# Upgrading series 1 directivo with WD1600AVJB



## mkanoap (Sep 20, 2010)

After spending a frustrating weekend trying to add a 160GB WD Caviar blue drive to my series 1 directivo, I finally stumbled across the "WD Caviar Blue Discussion Thread" and discovered that my WD1600AAJB is a model that won't work in a series 1 tivo. Whoops, should have checked here first.

Is the WD1600A*V*JB a good alternative? It's supposed to be specifically for DVRs, but I cant find anything specifically saying if it has the same problem with the series 1 tivos.

A comment on newegg (where I bought the AAJB) says that the issue is that the AAJB drives are really sata drives with a built in PATA converter, an interesting problem.

If the WD1600A*V*JB is also incompatable (or unknown), is there a list somewhere of hard drives that are compatible with the series 1 hardware?


----------



## lessd (Jan 23, 2005)

mkanoap said:


> After spending a frustrating weekend trying to add a 160GB WD Caviar blue drive to my series 1 directivo, I finally stumbled across the "WD Caviar Blue Discussion Thread" and discovered that my WD1600AAJB is a model that won't work in a series 1 tivo. Whoops, should have checked here first.
> 
> Is the WD1600A*V*JB a good alternative? It's supposed to be specifically for DVRs, but I cant find anything specifically saying if it has the same problem with the series 1 tivos.
> 
> ...


There is a list of SATA to PATA converters that do work with TiVo so get one of those converters and any SATA drive, you then should have no problems.


----------



## z1010102a (Oct 4, 2010)

I have also been spending a frustrating weekend trying to replace my original HD with a WD1600AVJB with no luck at all. I tried using mfstools 2.0 and mfslive 1.4 to try and copy my original drive to the new one but it will not boot up, it just stays on the please wait screen.


----------



## mkanoap (Sep 20, 2010)

It looks like this drive doesn't work either.

I looked on the "sata->pata" thread and none of them listed are for a series one Sony SAT-T60 directivo.

Apparently the sata->pata adapter sold by weaknees also is incompatible with the SAT-T60.

Has anyone been able to get a sata drive to work with this model?

Edit: While the SAT-T60 is never listed, it looks like some people have gotten the "Addonics ADSAIDE SATA to IDE-ATAPI Converter" to work with other series 1 machines.

Has anyone gotten it to work with a SAT-T60 directivo? How about a Phillips HDR110 (next on my upgrade list)?


----------

Collection entries:
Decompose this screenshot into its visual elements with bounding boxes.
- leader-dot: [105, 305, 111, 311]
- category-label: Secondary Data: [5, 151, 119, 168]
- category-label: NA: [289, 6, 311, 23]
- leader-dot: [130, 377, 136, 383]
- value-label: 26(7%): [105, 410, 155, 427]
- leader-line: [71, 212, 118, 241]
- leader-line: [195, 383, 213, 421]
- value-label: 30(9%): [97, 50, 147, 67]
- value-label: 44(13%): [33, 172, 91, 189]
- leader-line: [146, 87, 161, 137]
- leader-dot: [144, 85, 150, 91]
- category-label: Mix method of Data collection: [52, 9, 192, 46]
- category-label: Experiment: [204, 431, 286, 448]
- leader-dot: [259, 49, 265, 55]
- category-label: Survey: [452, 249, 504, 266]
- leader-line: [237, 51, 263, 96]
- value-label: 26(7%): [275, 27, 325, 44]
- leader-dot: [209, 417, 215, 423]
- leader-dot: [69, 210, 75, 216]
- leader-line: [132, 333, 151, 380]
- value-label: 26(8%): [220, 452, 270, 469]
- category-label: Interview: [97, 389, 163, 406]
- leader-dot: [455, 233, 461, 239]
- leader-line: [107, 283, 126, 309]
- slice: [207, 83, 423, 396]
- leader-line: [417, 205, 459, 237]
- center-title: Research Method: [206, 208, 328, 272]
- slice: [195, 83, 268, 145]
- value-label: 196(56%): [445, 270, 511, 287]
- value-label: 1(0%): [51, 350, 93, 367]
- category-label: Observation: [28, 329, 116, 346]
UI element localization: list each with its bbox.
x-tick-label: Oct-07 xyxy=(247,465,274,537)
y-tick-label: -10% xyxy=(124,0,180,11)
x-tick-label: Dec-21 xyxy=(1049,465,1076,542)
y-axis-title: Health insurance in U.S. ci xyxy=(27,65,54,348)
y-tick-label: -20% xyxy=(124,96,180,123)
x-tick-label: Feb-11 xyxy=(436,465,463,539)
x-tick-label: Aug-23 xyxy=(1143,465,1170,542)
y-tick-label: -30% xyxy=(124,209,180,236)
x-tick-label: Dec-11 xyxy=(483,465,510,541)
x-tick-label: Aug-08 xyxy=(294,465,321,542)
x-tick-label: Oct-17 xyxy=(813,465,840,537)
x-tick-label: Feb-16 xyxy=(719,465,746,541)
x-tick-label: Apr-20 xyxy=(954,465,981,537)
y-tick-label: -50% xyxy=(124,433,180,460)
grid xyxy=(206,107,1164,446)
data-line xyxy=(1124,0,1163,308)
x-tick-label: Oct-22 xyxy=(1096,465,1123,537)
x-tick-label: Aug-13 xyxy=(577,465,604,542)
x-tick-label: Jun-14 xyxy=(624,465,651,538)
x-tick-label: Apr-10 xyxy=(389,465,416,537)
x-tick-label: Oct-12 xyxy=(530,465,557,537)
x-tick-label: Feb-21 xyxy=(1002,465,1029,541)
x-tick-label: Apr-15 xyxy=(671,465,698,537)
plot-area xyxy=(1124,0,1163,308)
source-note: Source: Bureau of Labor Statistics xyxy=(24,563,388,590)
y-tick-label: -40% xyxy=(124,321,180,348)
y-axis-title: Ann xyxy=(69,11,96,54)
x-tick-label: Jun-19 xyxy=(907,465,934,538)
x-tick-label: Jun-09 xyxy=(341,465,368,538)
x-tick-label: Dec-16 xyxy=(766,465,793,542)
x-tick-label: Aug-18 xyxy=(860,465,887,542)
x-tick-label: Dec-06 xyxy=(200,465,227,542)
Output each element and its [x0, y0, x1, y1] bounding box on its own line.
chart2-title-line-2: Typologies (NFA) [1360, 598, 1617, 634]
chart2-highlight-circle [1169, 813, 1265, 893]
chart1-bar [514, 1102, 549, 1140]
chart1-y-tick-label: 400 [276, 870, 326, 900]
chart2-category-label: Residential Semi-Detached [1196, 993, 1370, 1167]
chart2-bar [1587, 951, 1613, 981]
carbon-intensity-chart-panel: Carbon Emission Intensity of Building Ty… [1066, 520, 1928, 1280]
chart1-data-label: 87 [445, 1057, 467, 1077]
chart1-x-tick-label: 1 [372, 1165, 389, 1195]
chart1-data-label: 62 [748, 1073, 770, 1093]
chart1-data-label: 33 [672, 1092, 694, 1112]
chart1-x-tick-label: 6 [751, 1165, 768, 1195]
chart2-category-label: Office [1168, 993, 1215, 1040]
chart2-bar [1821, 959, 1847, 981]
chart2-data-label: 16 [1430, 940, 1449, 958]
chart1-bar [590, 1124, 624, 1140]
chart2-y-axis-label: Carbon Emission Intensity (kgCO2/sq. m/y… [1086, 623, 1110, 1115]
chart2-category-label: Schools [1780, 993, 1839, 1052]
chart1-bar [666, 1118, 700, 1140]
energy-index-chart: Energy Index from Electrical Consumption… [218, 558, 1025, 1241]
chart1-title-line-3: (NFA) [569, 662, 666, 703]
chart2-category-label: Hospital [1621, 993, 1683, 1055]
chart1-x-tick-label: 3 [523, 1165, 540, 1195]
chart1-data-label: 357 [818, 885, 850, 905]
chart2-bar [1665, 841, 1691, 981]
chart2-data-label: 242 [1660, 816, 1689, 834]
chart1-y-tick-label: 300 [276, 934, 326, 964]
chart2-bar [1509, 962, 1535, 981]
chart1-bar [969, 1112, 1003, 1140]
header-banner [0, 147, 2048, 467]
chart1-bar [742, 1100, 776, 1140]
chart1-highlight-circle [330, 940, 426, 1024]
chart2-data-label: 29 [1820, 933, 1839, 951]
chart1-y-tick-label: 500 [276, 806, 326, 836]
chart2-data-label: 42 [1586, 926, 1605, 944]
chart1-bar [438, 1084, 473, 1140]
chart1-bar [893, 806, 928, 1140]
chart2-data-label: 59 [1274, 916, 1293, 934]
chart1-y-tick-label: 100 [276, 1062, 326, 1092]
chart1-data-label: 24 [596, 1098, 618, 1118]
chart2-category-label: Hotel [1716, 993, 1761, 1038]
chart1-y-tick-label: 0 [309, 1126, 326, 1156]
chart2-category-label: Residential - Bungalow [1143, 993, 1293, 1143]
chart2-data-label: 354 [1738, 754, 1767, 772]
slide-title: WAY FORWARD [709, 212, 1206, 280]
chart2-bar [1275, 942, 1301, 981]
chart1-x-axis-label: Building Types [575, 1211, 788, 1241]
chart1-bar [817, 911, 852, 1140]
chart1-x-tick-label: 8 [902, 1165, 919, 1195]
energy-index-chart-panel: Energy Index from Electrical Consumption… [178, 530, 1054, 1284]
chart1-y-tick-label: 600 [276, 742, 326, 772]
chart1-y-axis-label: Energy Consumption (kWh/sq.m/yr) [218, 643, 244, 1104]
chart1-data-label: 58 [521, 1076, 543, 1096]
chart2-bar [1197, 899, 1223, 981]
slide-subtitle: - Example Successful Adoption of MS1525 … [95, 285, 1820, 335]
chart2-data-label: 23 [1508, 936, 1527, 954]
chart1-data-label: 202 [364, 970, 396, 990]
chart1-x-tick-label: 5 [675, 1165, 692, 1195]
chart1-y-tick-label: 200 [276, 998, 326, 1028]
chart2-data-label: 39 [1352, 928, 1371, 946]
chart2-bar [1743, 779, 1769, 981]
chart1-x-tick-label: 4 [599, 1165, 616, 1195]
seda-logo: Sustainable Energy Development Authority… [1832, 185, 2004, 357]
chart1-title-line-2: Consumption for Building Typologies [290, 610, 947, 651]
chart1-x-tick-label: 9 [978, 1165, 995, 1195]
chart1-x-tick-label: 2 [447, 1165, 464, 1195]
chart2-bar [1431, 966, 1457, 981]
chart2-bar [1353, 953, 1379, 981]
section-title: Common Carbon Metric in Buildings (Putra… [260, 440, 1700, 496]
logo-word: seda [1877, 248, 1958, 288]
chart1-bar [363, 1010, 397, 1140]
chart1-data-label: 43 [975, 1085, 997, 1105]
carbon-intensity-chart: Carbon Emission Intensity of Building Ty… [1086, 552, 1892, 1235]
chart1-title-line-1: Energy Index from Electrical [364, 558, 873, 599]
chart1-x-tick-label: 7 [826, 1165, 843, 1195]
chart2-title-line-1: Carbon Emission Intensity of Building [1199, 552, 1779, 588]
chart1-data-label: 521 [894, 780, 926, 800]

▶ Set problem
Answer these questions from the thread on upgrading a series 1 DirecTiVo:
(a) Which drive model did mkanoap first try to add before finding the "WD Caviar Blue Discussion Thread"?
(b) Which two tools did z1010102a use to copy the original drive to the WD1600AVJB?
(c) Which converter have some people reportedly gotten to work with other series 1 machines?

▶ Task response
(a) The WD1600AAJB, a 160GB WD Caviar Blue drive.
(b) mfstools 2.0 and mfslive 1.4.
(c) The Addonics ADSAIDE SATA to IDE-ATAPI Converter.